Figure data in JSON
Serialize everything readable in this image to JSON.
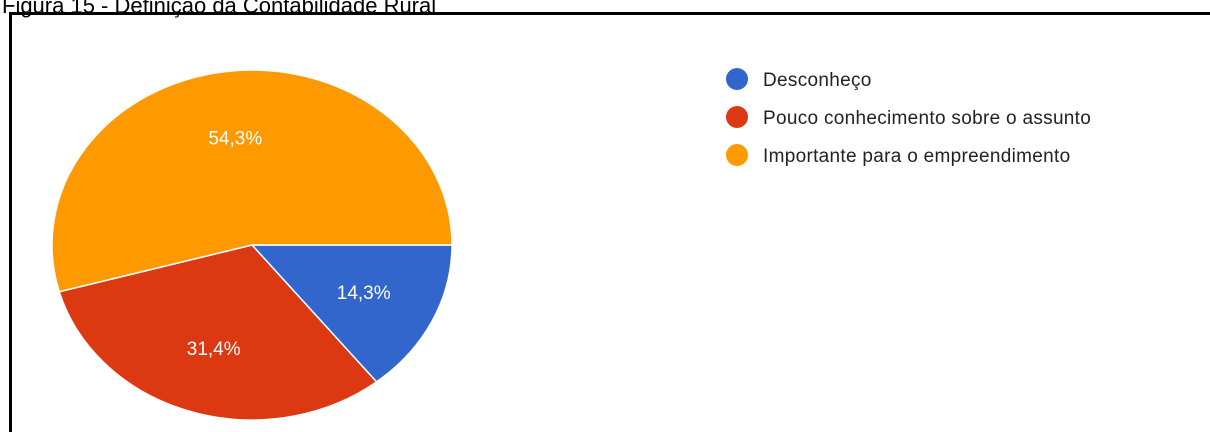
{
  "caption": "Figura 15 - Definição da Contabilidade Rural",
  "chart_data": {
    "type": "pie",
    "categories": [
      "Desconheço",
      "Pouco conhecimento sobre o assunto",
      "Importante para o empreendimento"
    ],
    "values": [
      14.3,
      31.4,
      54.3
    ],
    "labels": [
      "14,3%",
      "31,4%",
      "54,3%"
    ],
    "colors": [
      "#3366cc",
      "#dc3912",
      "#ff9900"
    ],
    "legend_position": "right"
  }
}
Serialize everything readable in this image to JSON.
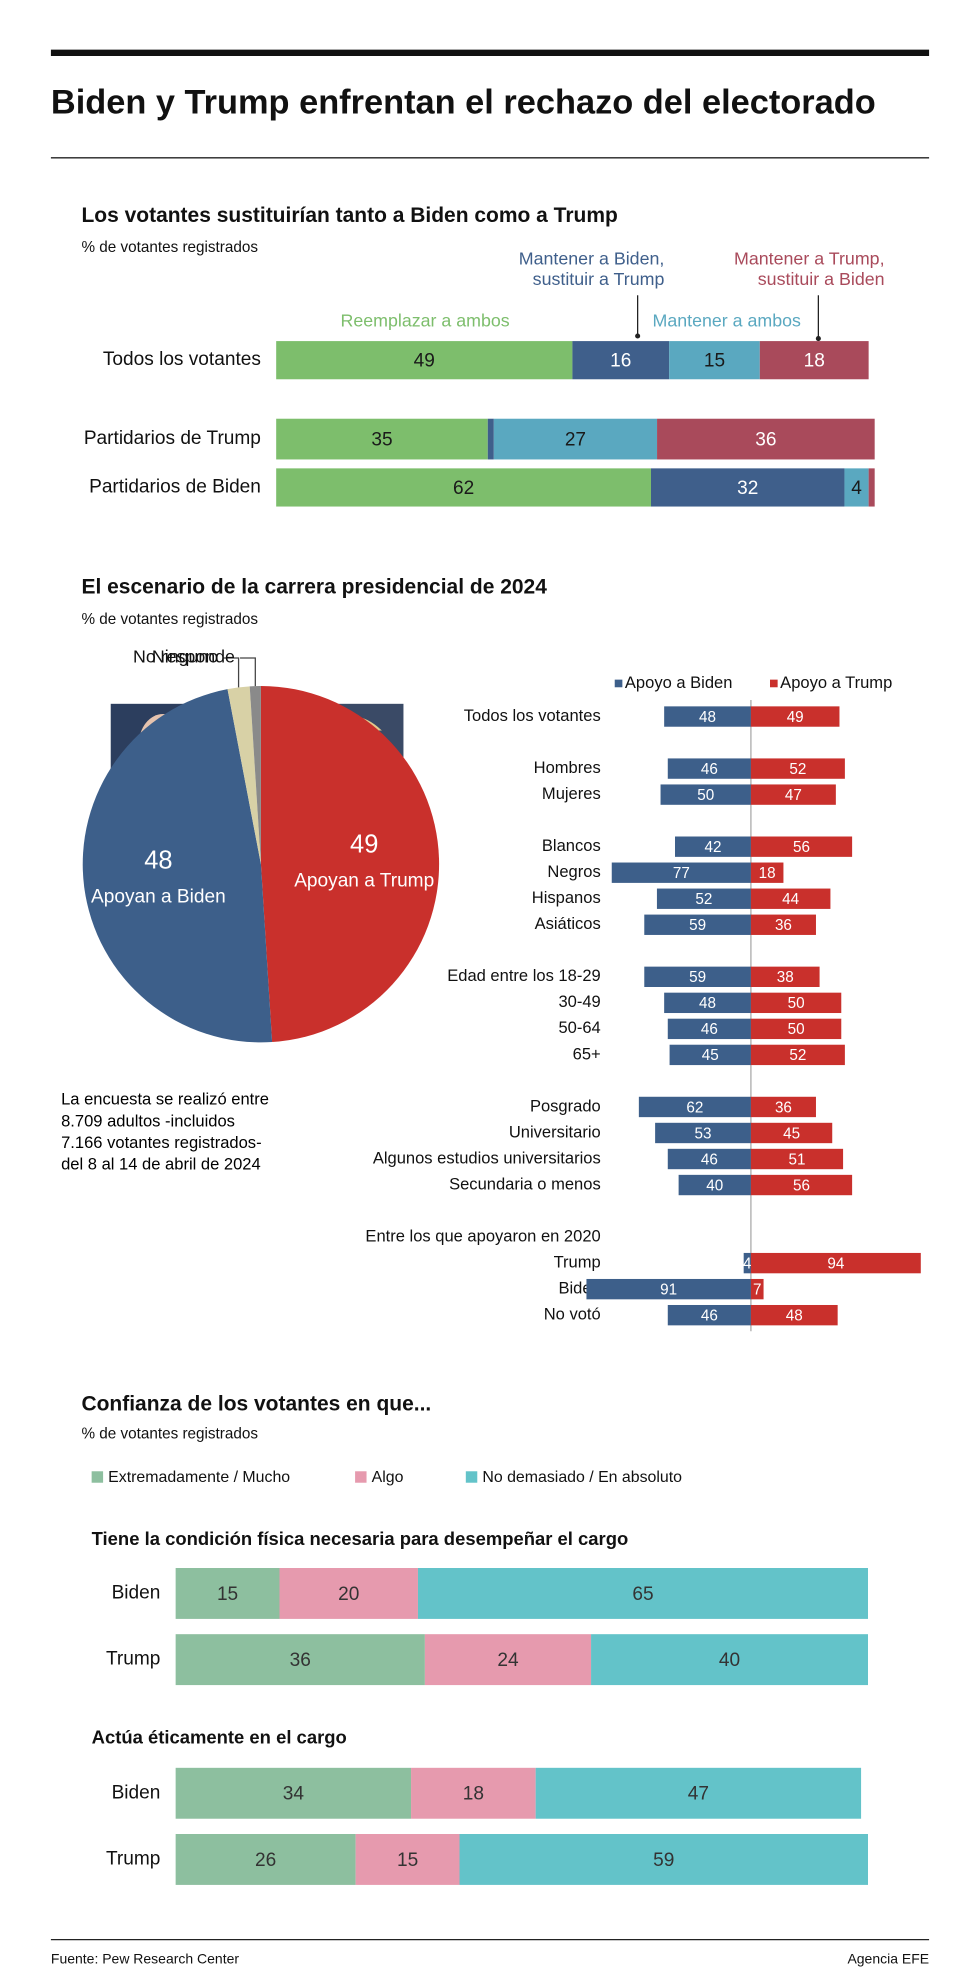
{
  "title": "Biden y Trump enfrentan el rechazo del electorado",
  "source": "Fuente: Pew Research Center",
  "credit": "Agencia EFE",
  "chart_data": [
    {
      "type": "bar",
      "orientation": "horizontal",
      "stacked": true,
      "title": "Los votantes sustituirían tanto a Biden como a Trump",
      "subtitle": "% de votantes registrados",
      "categories": [
        "Todos los votantes",
        "Partidarios de Trump",
        "Partidarios de Biden"
      ],
      "xlim": [
        0,
        100
      ],
      "series": [
        {
          "name": "Reemplazar a ambos",
          "color": "#7dbe6c",
          "values": [
            49,
            35,
            62
          ]
        },
        {
          "name": "Mantener a Biden,\nsustituir a Trump",
          "color": "#3f5f8b",
          "values": [
            16,
            1,
            32
          ],
          "value_labels": [
            "16",
            null,
            "32"
          ]
        },
        {
          "name": "Mantener a ambos",
          "color": "#5aa8c0",
          "values": [
            15,
            27,
            4
          ]
        },
        {
          "name": "Mantener a Trump,\nsustituir a Biden",
          "color": "#a94a5b",
          "values": [
            18,
            36,
            1
          ],
          "value_labels": [
            "18",
            "36",
            null
          ]
        }
      ]
    },
    {
      "type": "pie",
      "title": "El escenario de la carrera presidencial de 2024",
      "subtitle": "% de votantes registrados",
      "categories": [
        "Apoyan a Trump",
        "Apoyan a Biden",
        "Ninguno",
        "No responde"
      ],
      "values": [
        49,
        48,
        2,
        1
      ],
      "value_labels": [
        "49",
        "48",
        null,
        null
      ],
      "colors": [
        "#c9302c",
        "#3d5f8a",
        "#d8d1a6",
        "#8a8a8a"
      ],
      "annotation": "La encuesta se realizó entre\n8.709 adultos -incluidos\n7.166 votantes registrados-\ndel 8 al 14 de abril de 2024"
    },
    {
      "type": "diverging_bar",
      "categories": [
        "Todos los votantes",
        null,
        "Hombres",
        "Mujeres",
        null,
        "Blancos",
        "Negros",
        "Hispanos",
        "Asiáticos",
        null,
        "Edad entre los 18-29",
        "30-49",
        "50-64",
        "65+",
        null,
        "Posgrado",
        "Universitario",
        "Algunos estudios universitarios",
        "Secundaria o menos",
        null,
        "Entre los que apoyaron en 2020",
        "Trump",
        "Biden",
        "No votó"
      ],
      "xlim": [
        0,
        100
      ],
      "series": [
        {
          "name": "Apoyo a Biden",
          "color": "#3d5f8a",
          "values": [
            48,
            null,
            46,
            50,
            null,
            42,
            77,
            52,
            59,
            null,
            59,
            48,
            46,
            45,
            null,
            62,
            53,
            46,
            40,
            null,
            null,
            4,
            91,
            46
          ]
        },
        {
          "name": "Apoyo a Trump",
          "color": "#c9302c",
          "values": [
            49,
            null,
            52,
            47,
            null,
            56,
            18,
            44,
            36,
            null,
            38,
            50,
            50,
            52,
            null,
            36,
            45,
            51,
            56,
            null,
            null,
            94,
            7,
            48
          ]
        }
      ]
    },
    {
      "type": "bar",
      "orientation": "horizontal",
      "stacked": true,
      "title": "Confianza de los votantes en que...",
      "subtitle": "% de votantes registrados",
      "xlim": [
        0,
        100
      ],
      "series": [
        {
          "name": "Extremadamente / Mucho",
          "color": "#8dbf9f"
        },
        {
          "name": "Algo",
          "color": "#e69aae"
        },
        {
          "name": "No demasiado / En absoluto",
          "color": "#63c3c9"
        }
      ],
      "panels": [
        {
          "title": "Tiene la condición física necesaria para desempeñar el cargo",
          "categories": [
            "Biden",
            "Trump"
          ],
          "values": [
            [
              15,
              20,
              65
            ],
            [
              36,
              24,
              40
            ]
          ]
        },
        {
          "title": "Actúa éticamente en el cargo",
          "categories": [
            "Biden",
            "Trump"
          ],
          "values": [
            [
              34,
              18,
              47
            ],
            [
              26,
              15,
              59
            ]
          ]
        }
      ]
    }
  ]
}
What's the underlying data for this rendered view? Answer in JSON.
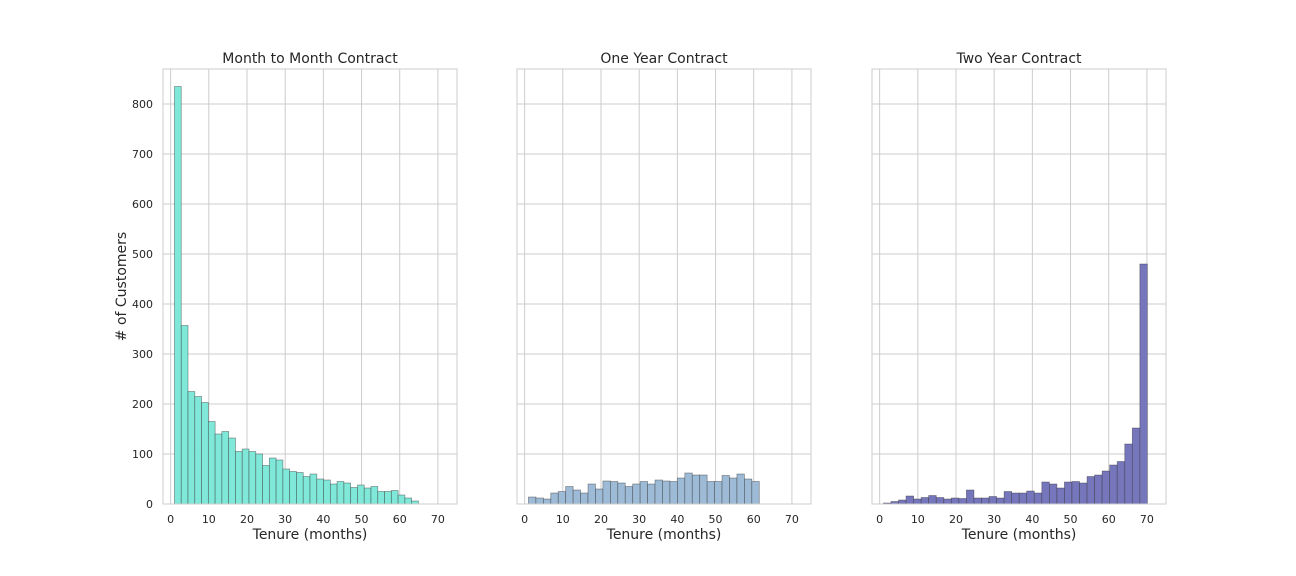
{
  "chart_data": [
    {
      "type": "bar",
      "title": "Month to Month Contract",
      "xlabel": "Tenure (months)",
      "ylabel": "# of Customers",
      "color": "#7fe8d8",
      "xlim": [
        -2,
        75
      ],
      "ylim": [
        0,
        870
      ],
      "bin_width": 1.775,
      "bin_start": 1,
      "xticks": [
        0,
        10,
        20,
        30,
        40,
        50,
        60,
        70
      ],
      "yticks": [
        0,
        100,
        200,
        300,
        400,
        500,
        600,
        700,
        800
      ],
      "grid": true,
      "values": [
        835,
        357,
        225,
        215,
        203,
        165,
        140,
        145,
        132,
        105,
        110,
        105,
        100,
        77,
        92,
        88,
        70,
        65,
        63,
        55,
        60,
        50,
        48,
        40,
        45,
        42,
        33,
        38,
        32,
        35,
        25,
        25,
        27,
        18,
        12,
        6
      ]
    },
    {
      "type": "bar",
      "title": "One Year Contract",
      "xlabel": "Tenure (months)",
      "ylabel": "",
      "color": "#9dbbd6",
      "xlim": [
        -2,
        75
      ],
      "ylim": [
        0,
        870
      ],
      "bin_width": 1.95,
      "bin_start": 1,
      "xticks": [
        0,
        10,
        20,
        30,
        40,
        50,
        60,
        70
      ],
      "yticks": [
        0,
        100,
        200,
        300,
        400,
        500,
        600,
        700,
        800
      ],
      "grid": true,
      "values": [
        14,
        12,
        10,
        22,
        25,
        35,
        28,
        22,
        40,
        30,
        46,
        45,
        42,
        35,
        40,
        45,
        40,
        48,
        46,
        45,
        52,
        62,
        58,
        58,
        45,
        45,
        57,
        52,
        60,
        50,
        45
      ]
    },
    {
      "type": "bar",
      "title": "Two Year Contract",
      "xlabel": "Tenure (months)",
      "ylabel": "",
      "color": "#7676bc",
      "xlim": [
        -2,
        75
      ],
      "ylim": [
        0,
        870
      ],
      "bin_width": 1.975,
      "bin_start": 1,
      "xticks": [
        0,
        10,
        20,
        30,
        40,
        50,
        60,
        70
      ],
      "yticks": [
        0,
        100,
        200,
        300,
        400,
        500,
        600,
        700,
        800
      ],
      "grid": true,
      "values": [
        2,
        5,
        8,
        16,
        10,
        13,
        17,
        13,
        10,
        12,
        11,
        28,
        12,
        12,
        15,
        12,
        25,
        22,
        22,
        26,
        22,
        44,
        40,
        32,
        44,
        45,
        42,
        55,
        58,
        66,
        78,
        85,
        120,
        152,
        480
      ]
    }
  ]
}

* _REQUEST_: Repeat the material above verbatim. Leave the pictures behind.

* _EXPECTED ANSWER_:
Serialize everything readable in this image to JSON.
{
  "caption": "Figura 15 - Definição da Contabilidade Rural",
  "chart_data": {
    "type": "pie",
    "categories": [
      "Desconheço",
      "Pouco conhecimento sobre o assunto",
      "Importante para o empreendimento"
    ],
    "values": [
      14.3,
      31.4,
      54.3
    ],
    "labels": [
      "14,3%",
      "31,4%",
      "54,3%"
    ],
    "colors": [
      "#3366cc",
      "#dc3912",
      "#ff9900"
    ],
    "legend_position": "right"
  }
}
Serialize everything readable in this image to JSON.
{
  "title": "Biden y Trump enfrentan el rechazo del electorado",
  "source": "Fuente: Pew Research Center",
  "credit": "Agencia EFE",
  "chart_data": [
    {
      "type": "bar",
      "orientation": "horizontal",
      "stacked": true,
      "title": "Los votantes sustituirían tanto a Biden como a Trump",
      "subtitle": "% de votantes registrados",
      "categories": [
        "Todos los votantes",
        "Partidarios de Trump",
        "Partidarios de Biden"
      ],
      "xlim": [
        0,
        100
      ],
      "series": [
        {
          "name": "Reemplazar a ambos",
          "color": "#7dbe6c",
          "values": [
            49,
            35,
            62
          ]
        },
        {
          "name": "Mantener a Biden,\nsustituir a Trump",
          "color": "#3f5f8b",
          "values": [
            16,
            1,
            32
          ],
          "value_labels": [
            "16",
            null,
            "32"
          ]
        },
        {
          "name": "Mantener a ambos",
          "color": "#5aa8c0",
          "values": [
            15,
            27,
            4
          ]
        },
        {
          "name": "Mantener a Trump,\nsustituir a Biden",
          "color": "#a94a5b",
          "values": [
            18,
            36,
            1
          ],
          "value_labels": [
            "18",
            "36",
            null
          ]
        }
      ]
    },
    {
      "type": "pie",
      "title": "El escenario de la carrera presidencial de 2024",
      "subtitle": "% de votantes registrados",
      "categories": [
        "Apoyan a Trump",
        "Apoyan a Biden",
        "Ninguno",
        "No responde"
      ],
      "values": [
        49,
        48,
        2,
        1
      ],
      "value_labels": [
        "49",
        "48",
        null,
        null
      ],
      "colors": [
        "#c9302c",
        "#3d5f8a",
        "#d8d1a6",
        "#8a8a8a"
      ],
      "annotation": "La encuesta se realizó entre\n8.709 adultos -incluidos\n7.166 votantes registrados-\ndel 8 al 14 de abril de 2024"
    },
    {
      "type": "diverging_bar",
      "categories": [
        "Todos los votantes",
        null,
        "Hombres",
        "Mujeres",
        null,
        "Blancos",
        "Negros",
        "Hispanos",
        "Asiáticos",
        null,
        "Edad entre los 18-29",
        "30-49",
        "50-64",
        "65+",
        null,
        "Posgrado",
        "Universitario",
        "Algunos estudios universitarios",
        "Secundaria o menos",
        null,
        "Entre los que apoyaron en 2020",
        "Trump",
        "Biden",
        "No votó"
      ],
      "xlim": [
        0,
        100
      ],
      "series": [
        {
          "name": "Apoyo a Biden",
          "color": "#3d5f8a",
          "values": [
            48,
            null,
            46,
            50,
            null,
            42,
            77,
            52,
            59,
            null,
            59,
            48,
            46,
            45,
            null,
            62,
            53,
            46,
            40,
            null,
            null,
            4,
            91,
            46
          ]
        },
        {
          "name": "Apoyo a Trump",
          "color": "#c9302c",
          "values": [
            49,
            null,
            52,
            47,
            null,
            56,
            18,
            44,
            36,
            null,
            38,
            50,
            50,
            52,
            null,
            36,
            45,
            51,
            56,
            null,
            null,
            94,
            7,
            48
          ]
        }
      ]
    },
    {
      "type": "bar",
      "orientation": "horizontal",
      "stacked": true,
      "title": "Confianza de los votantes en que...",
      "subtitle": "% de votantes registrados",
      "xlim": [
        0,
        100
      ],
      "series": [
        {
          "name": "Extremadamente / Mucho",
          "color": "#8dbf9f"
        },
        {
          "name": "Algo",
          "color": "#e69aae"
        },
        {
          "name": "No demasiado / En absoluto",
          "color": "#63c3c9"
        }
      ],
      "panels": [
        {
          "title": "Tiene la condición física necesaria para desempeñar el cargo",
          "categories": [
            "Biden",
            "Trump"
          ],
          "values": [
            [
              15,
              20,
              65
            ],
            [
              36,
              24,
              40
            ]
          ]
        },
        {
          "title": "Actúa éticamente en el cargo",
          "categories": [
            "Biden",
            "Trump"
          ],
          "values": [
            [
              34,
              18,
              47
            ],
            [
              26,
              15,
              59
            ]
          ]
        }
      ]
    }
  ]
}
What's the underlying data for this rendered view? Answer in JSON.
{
  "chart_data": [
    {
      "type": "bar",
      "title": "Month to Month Contract",
      "xlabel": "Tenure (months)",
      "ylabel": "# of Customers",
      "color": "#7fe8d8",
      "xlim": [
        -2,
        75
      ],
      "ylim": [
        0,
        870
      ],
      "bin_width": 1.775,
      "bin_start": 1,
      "xticks": [
        0,
        10,
        20,
        30,
        40,
        50,
        60,
        70
      ],
      "yticks": [
        0,
        100,
        200,
        300,
        400,
        500,
        600,
        700,
        800
      ],
      "grid": true,
      "values": [
        835,
        357,
        225,
        215,
        203,
        165,
        140,
        145,
        132,
        105,
        110,
        105,
        100,
        77,
        92,
        88,
        70,
        65,
        63,
        55,
        60,
        50,
        48,
        40,
        45,
        42,
        33,
        38,
        32,
        35,
        25,
        25,
        27,
        18,
        12,
        6
      ]
    },
    {
      "type": "bar",
      "title": "One Year Contract",
      "xlabel": "Tenure (months)",
      "ylabel": "",
      "color": "#9dbbd6",
      "xlim": [
        -2,
        75
      ],
      "ylim": [
        0,
        870
      ],
      "bin_width": 1.95,
      "bin_start": 1,
      "xticks": [
        0,
        10,
        20,
        30,
        40,
        50,
        60,
        70
      ],
      "yticks": [
        0,
        100,
        200,
        300,
        400,
        500,
        600,
        700,
        800
      ],
      "grid": true,
      "values": [
        14,
        12,
        10,
        22,
        25,
        35,
        28,
        22,
        40,
        30,
        46,
        45,
        42,
        35,
        40,
        45,
        40,
        48,
        46,
        45,
        52,
        62,
        58,
        58,
        45,
        45,
        57,
        52,
        60,
        50,
        45
      ]
    },
    {
      "type": "bar",
      "title": "Two Year Contract",
      "xlabel": "Tenure (months)",
      "ylabel": "",
      "color": "#7676bc",
      "xlim": [
        -2,
        75
      ],
      "ylim": [
        0,
        870
      ],
      "bin_width": 1.975,
      "bin_start": 1,
      "xticks": [
        0,
        10,
        20,
        30,
        40,
        50,
        60,
        70
      ],
      "yticks": [
        0,
        100,
        200,
        300,
        400,
        500,
        600,
        700,
        800
      ],
      "grid": true,
      "values": [
        2,
        5,
        8,
        16,
        10,
        13,
        17,
        13,
        10,
        12,
        11,
        28,
        12,
        12,
        15,
        12,
        25,
        22,
        22,
        26,
        22,
        44,
        40,
        32,
        44,
        45,
        42,
        55,
        58,
        66,
        78,
        85,
        120,
        152,
        480
      ]
    }
  ]
}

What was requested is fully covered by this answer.